## Work to complete
a - Reproduce the passage of the Postfix mail thread between "# Inbound Mail" and "find any messages.", inclusive.
b - Carry on the forum thread about inbound mail going missing on a Postfix server, picking up right after its final line.

### Given text

# Inbound Mail Swallowed

## jfb3

I've (tried to) set up Postfix, courier-pop3 on my server.  I can send outbound through it.  Inbound mail doesn't bounce back to the sender but I can't seem to find it either.  I can authenticate (I use kmail on my workstation) but no mail.  When I poke around and look in some likely directories on the server I can't seem to find any messages.  

Does anyone have any ideas?

----------

## jfb3

Here are (I think all of) the relevant portions of configuration files:

{domain} and {machine} published in case I've done something horribly insecure...

######
### Provided records

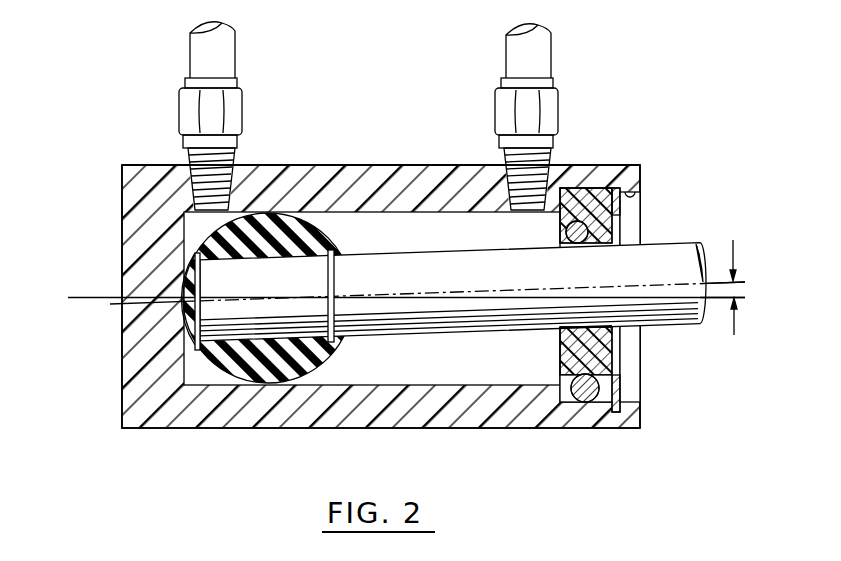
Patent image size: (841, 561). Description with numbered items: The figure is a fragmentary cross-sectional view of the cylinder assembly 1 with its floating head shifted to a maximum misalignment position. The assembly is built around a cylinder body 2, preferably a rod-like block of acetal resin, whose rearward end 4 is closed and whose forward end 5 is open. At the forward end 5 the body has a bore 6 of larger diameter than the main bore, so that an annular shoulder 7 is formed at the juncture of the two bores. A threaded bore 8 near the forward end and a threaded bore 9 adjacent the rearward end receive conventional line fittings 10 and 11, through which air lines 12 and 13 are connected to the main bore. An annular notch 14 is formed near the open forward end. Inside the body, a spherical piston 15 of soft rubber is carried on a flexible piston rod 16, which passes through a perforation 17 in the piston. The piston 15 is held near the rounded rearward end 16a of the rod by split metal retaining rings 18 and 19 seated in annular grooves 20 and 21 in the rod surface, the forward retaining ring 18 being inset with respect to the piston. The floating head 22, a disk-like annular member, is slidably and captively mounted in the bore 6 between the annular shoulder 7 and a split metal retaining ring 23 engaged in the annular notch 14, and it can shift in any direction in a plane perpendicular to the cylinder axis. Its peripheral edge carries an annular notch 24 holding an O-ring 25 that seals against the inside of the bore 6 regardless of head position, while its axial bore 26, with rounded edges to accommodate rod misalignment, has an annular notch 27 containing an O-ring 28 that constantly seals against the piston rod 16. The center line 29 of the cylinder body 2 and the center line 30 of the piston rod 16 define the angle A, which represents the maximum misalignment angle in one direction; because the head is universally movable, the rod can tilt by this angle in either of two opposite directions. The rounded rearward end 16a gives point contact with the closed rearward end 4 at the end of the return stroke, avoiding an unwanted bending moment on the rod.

The cylinder assembly 1 is at (340, 158).
The cylinder body 2 is at (390, 164).
The rearward end 4 is at (360, 288).
The forward end 5 is at (642, 216).
The bore 6 is at (645, 196).
The annular shoulder 7 is at (548, 178).
The threaded bore 8 is at (515, 172).
The threaded bore 9 is at (232, 182).
The line fitting 10 is at (495, 115).
The line fitting 11 is at (242, 110).
The air line 12 is at (505, 52).
The air line 13 is at (226, 50).
The annular notch 14 is at (617, 186).
The piston 15 is at (323, 235).
The piston rod 16 is at (443, 285).
The rearward end of piston rod 16a is at (112, 305).
The perforation 17 is at (266, 258).
The retaining ring 18 is at (335, 262).
The retaining ring 19 is at (200, 275).
The annular groove 20 is at (334, 345).
The annular groove 21 is at (184, 330).
The floating head 22 is at (562, 228).
The retaining ring 23 is at (624, 388).
The annular notch 24 is at (566, 362).
The O-ring 25 is at (586, 404).
The axial bore 26 is at (570, 246).
The annular notch 27 is at (568, 337).
The O-ring 28 is at (588, 323).
The center line of cylinder body 29 is at (712, 300).
The center line of piston rod 30 is at (718, 281).
The angle A is at (735, 287).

######

## Answers to the tasks
a -
# Inbound Mail Swallowed

## jfb3

I've (tried to) set up Postfix, courier-pop3 on my server.  I can send outbound through it.  Inbound mail doesn't bounce back to the sender but I can't seem to find it either.  I can authenticate (I use kmail on my workstation) but no mail.  When I poke around and look in some likely directories on the server I can't seem to find any messages.

b -
========================================

/etc/postfix/main.cf

========================================

queue_directory = /var/spool/postfix

command_directory = /usr/sbin

daemon_directory = /usr/lib/postfix

mail_owner = postfix

myhostname = {machine}.{domain}.com 

mydomain = {domain}.com

myorigin = $mydomain

inet_interfaces = all

mydestination = $myhostname, localhost.$mydomain, $mydomain,

	mail.$mydomain, www.$mydomain

unknown_local_recipient_reject_code = 450

mynetworks_style = subnet

alias_maps = hash:/etc/mail/aliases

alias_database = hash:/etc/mail/aliases

home_mailbox = Maildir/

local_destination_concurrency_limit = 2

default_destination_concurrency_limit = 10

debug_peer_level = 2

debugger_command =

	 PATH=/bin:/usr/bin:/usr/local/bin:/usr/X11R6/bin

	 xxgdb $daemon_directory/$process_name $process_id & sleep 5

sendmail_path = /usr/sbin/sendmail

newaliases_path = /usr/bin/newaliases

mailq_path = /usr/bin/mailq

setgid_group = postdrop

manpage_directory = /usr/share/man

sample_directory = /etc/postfix/sample

readme_directory = /usr/share/doc/postfix-2.0.9

========================================

/etc/courier-imap/authdaemond.conf

========================================

AUTHDAEMOND="authdaemond.plain"

========================================

/etc/courier-imap/pop3d

========================================

PIDFILE=/var/run/pop3d.pid

MAXDAEMONS=4

MAXPERIP=4

AUTHMODULES="authdaemon"

AUTHMODULES_ORIG="authdaemon"

DEBUG_LOGIN=0

POP3AUTH=""

POP3AUTH_ORIG="LOGIN CRAM-MD5 CRAM-SHA1"

POP3AUTH_TLS=""

POP3AUTH_TLS_ORIG="LOGIN PLAIN"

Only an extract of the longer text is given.